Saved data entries
____________________

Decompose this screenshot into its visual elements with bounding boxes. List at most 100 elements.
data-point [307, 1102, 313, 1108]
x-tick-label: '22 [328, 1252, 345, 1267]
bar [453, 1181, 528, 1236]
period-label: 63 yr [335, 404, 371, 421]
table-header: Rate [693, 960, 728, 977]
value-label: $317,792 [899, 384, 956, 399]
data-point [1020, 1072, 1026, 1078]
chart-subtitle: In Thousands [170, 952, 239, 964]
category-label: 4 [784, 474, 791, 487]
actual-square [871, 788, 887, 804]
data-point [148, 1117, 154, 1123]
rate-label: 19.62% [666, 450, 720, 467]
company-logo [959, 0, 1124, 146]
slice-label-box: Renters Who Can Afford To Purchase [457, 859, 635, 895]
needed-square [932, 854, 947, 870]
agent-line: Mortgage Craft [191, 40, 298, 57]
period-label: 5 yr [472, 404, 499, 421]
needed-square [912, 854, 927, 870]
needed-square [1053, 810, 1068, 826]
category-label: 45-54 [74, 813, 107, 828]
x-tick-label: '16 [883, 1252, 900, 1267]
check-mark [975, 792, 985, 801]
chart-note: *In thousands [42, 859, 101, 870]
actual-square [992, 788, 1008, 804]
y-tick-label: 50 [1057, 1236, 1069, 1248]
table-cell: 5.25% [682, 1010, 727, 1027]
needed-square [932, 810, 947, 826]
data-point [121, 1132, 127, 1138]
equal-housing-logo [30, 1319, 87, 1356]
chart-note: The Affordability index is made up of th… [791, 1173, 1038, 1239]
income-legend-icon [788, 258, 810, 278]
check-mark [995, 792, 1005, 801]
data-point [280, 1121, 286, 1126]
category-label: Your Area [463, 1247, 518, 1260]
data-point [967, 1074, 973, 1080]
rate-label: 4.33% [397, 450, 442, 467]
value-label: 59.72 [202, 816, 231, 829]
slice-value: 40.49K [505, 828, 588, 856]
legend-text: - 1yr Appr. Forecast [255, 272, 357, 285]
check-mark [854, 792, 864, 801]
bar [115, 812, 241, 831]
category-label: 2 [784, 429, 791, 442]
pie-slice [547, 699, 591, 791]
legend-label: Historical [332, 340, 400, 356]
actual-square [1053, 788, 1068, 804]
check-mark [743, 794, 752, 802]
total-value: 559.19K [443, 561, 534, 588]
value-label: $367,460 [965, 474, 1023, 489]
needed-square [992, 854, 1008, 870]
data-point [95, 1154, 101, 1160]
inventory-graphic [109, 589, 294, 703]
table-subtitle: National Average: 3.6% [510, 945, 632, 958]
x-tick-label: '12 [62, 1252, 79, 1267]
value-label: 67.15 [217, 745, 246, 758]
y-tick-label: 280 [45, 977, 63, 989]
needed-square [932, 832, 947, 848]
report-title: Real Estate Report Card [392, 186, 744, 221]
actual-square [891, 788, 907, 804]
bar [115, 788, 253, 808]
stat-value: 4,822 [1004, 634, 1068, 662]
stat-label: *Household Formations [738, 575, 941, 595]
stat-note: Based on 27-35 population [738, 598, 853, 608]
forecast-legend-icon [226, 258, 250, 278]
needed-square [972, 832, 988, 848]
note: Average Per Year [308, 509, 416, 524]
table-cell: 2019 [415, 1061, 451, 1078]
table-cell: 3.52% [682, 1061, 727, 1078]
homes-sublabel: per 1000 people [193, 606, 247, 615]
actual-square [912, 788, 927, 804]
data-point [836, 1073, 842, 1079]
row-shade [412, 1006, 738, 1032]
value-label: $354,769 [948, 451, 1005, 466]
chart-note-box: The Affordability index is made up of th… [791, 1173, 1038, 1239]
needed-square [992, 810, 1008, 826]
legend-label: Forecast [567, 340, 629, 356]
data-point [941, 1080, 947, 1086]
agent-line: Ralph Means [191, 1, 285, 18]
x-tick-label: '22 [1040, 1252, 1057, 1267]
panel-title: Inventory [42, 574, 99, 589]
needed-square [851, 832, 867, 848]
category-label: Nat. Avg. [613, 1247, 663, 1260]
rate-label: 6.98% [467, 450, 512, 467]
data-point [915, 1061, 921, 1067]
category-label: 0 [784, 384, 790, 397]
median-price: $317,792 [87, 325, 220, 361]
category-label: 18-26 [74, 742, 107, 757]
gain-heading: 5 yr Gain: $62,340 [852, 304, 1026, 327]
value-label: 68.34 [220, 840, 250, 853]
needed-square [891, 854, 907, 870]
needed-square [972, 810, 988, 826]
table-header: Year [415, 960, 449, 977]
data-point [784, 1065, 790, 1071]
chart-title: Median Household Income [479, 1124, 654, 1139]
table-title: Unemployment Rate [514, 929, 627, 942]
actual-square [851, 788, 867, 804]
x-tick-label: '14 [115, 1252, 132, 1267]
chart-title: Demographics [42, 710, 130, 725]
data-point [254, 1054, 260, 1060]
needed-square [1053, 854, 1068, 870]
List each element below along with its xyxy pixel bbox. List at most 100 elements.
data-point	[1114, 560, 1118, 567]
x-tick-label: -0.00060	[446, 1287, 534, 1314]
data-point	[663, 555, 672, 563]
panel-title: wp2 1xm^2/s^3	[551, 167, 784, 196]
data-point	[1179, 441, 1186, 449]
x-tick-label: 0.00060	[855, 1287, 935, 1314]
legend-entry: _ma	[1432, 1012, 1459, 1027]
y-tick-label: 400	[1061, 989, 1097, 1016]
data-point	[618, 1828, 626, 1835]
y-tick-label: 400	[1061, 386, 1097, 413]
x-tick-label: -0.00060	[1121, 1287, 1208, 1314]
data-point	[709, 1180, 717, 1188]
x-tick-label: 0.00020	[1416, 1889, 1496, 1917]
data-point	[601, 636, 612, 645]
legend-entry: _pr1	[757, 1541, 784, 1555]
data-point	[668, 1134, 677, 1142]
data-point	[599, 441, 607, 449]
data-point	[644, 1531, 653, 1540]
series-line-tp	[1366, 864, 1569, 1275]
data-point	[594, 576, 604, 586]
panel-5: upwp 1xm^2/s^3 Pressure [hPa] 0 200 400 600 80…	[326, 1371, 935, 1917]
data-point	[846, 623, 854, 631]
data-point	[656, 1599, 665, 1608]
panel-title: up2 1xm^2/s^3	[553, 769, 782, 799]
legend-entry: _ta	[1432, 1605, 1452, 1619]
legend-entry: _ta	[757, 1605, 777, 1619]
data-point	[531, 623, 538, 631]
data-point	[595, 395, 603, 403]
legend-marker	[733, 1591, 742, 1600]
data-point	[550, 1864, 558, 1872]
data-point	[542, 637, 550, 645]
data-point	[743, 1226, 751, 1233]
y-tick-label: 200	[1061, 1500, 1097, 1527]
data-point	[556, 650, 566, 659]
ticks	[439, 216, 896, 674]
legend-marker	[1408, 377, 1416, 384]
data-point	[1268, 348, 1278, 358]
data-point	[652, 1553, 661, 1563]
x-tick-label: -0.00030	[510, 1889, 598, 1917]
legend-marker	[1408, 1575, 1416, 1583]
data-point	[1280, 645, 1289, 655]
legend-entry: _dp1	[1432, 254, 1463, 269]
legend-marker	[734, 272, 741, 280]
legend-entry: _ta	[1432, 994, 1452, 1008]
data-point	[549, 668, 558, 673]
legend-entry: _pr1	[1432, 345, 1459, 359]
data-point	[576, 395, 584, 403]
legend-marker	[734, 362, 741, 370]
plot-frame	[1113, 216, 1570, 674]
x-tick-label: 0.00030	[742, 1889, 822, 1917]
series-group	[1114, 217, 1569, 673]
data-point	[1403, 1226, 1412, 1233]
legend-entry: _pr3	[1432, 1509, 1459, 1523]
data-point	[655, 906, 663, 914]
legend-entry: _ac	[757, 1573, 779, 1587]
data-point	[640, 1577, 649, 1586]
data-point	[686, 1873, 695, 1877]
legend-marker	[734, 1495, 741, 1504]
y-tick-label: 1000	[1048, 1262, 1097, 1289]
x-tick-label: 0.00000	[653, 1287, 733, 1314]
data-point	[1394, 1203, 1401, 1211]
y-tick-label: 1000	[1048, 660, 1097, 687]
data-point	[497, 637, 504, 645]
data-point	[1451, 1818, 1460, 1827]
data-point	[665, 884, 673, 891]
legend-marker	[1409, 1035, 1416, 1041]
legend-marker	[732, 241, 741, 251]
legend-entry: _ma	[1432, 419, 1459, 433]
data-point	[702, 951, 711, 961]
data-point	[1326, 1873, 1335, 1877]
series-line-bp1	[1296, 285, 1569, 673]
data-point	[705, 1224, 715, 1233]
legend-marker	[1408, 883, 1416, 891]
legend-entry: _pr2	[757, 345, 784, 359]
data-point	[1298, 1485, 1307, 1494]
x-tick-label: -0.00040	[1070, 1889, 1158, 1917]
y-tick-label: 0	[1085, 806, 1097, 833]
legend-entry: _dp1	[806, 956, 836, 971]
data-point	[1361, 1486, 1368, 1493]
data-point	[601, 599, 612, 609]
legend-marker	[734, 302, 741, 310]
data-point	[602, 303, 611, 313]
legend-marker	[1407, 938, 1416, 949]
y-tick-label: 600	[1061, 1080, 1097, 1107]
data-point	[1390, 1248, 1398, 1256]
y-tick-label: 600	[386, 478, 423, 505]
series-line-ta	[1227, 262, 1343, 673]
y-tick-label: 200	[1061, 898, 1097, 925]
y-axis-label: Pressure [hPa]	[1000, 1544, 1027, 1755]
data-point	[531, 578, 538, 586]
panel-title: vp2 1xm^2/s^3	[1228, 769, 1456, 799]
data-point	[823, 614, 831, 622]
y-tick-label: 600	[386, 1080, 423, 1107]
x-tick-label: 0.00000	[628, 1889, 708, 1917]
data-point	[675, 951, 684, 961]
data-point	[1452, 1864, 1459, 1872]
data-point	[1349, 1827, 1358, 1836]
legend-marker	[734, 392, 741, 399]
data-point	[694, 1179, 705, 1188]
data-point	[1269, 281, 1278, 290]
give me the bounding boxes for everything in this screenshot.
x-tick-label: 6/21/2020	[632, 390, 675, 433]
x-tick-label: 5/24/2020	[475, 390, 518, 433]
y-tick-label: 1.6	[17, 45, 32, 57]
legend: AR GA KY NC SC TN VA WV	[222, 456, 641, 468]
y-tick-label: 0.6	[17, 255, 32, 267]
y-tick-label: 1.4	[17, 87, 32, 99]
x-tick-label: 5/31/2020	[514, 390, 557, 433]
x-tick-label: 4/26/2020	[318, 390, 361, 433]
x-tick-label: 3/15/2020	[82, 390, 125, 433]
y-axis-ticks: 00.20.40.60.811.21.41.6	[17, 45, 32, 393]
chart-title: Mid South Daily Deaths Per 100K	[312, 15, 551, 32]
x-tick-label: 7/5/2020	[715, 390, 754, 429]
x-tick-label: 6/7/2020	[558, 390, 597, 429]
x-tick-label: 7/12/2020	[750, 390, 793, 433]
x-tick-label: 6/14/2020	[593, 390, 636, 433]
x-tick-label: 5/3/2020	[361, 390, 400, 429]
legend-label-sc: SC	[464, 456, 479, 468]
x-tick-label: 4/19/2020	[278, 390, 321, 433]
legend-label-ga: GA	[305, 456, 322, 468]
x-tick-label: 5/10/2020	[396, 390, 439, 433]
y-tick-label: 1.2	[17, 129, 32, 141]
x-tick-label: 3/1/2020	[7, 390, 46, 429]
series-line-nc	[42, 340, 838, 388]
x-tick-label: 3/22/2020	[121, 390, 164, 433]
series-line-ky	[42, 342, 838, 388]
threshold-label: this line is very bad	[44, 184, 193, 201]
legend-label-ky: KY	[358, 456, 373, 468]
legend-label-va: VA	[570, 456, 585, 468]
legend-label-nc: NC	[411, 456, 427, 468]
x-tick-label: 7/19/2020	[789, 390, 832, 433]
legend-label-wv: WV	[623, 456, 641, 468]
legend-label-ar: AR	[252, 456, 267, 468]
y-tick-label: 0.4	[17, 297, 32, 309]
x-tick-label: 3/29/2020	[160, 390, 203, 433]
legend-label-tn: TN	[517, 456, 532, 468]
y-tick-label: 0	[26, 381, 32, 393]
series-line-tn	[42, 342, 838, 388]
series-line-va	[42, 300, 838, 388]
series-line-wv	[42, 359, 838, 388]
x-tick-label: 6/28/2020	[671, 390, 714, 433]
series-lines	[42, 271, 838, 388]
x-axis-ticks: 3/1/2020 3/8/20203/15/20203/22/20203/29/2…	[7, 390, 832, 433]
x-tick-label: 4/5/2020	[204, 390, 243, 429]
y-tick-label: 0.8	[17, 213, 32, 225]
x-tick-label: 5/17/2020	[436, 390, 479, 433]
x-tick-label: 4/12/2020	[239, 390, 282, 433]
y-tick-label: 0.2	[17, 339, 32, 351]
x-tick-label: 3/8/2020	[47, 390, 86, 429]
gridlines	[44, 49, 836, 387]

____________________

**Aim of the exercise:**
Write out again the lines from the start of the data through the line containing "value-label: $367,460 [965, 474, 1023, 489]", both included, keeping them unchanged.

**Result:**
Decompose this screenshot into its visual elements with bounding boxes. List at most 100 elements.
data-point [307, 1102, 313, 1108]
x-tick-label: '22 [328, 1252, 345, 1267]
bar [453, 1181, 528, 1236]
period-label: 63 yr [335, 404, 371, 421]
table-header: Rate [693, 960, 728, 977]
value-label: $317,792 [899, 384, 956, 399]
data-point [1020, 1072, 1026, 1078]
chart-subtitle: In Thousands [170, 952, 239, 964]
category-label: 4 [784, 474, 791, 487]
actual-square [871, 788, 887, 804]
data-point [148, 1117, 154, 1123]
rate-label: 19.62% [666, 450, 720, 467]
company-logo [959, 0, 1124, 146]
slice-label-box: Renters Who Can Afford To Purchase [457, 859, 635, 895]
needed-square [932, 854, 947, 870]
agent-line: Mortgage Craft [191, 40, 298, 57]
period-label: 5 yr [472, 404, 499, 421]
needed-square [912, 854, 927, 870]
needed-square [1053, 810, 1068, 826]
category-label: 45-54 [74, 813, 107, 828]
x-tick-label: '16 [883, 1252, 900, 1267]
check-mark [975, 792, 985, 801]
chart-note: *In thousands [42, 859, 101, 870]
actual-square [992, 788, 1008, 804]
y-tick-label: 50 [1057, 1236, 1069, 1248]
table-cell: 5.25% [682, 1010, 727, 1027]
needed-square [932, 810, 947, 826]
data-point [121, 1132, 127, 1138]
equal-housing-logo [30, 1319, 87, 1356]
chart-note: The Affordability index is made up of th… [791, 1173, 1038, 1239]
income-legend-icon [788, 258, 810, 278]
check-mark [995, 792, 1005, 801]
data-point [280, 1121, 286, 1126]
category-label: Your Area [463, 1247, 518, 1260]
data-point [967, 1074, 973, 1080]
rate-label: 4.33% [397, 450, 442, 467]
value-label: 59.72 [202, 816, 231, 829]
slice-value: 40.49K [505, 828, 588, 856]
legend-text: - 1yr Appr. Forecast [255, 272, 357, 285]
check-mark [854, 792, 864, 801]
bar [115, 812, 241, 831]
category-label: 2 [784, 429, 791, 442]
pie-slice [547, 699, 591, 791]
legend-label: Historical [332, 340, 400, 356]
actual-square [1053, 788, 1068, 804]
check-mark [743, 794, 752, 802]
total-value: 559.19K [443, 561, 534, 588]
value-label: $367,460 [965, 474, 1023, 489]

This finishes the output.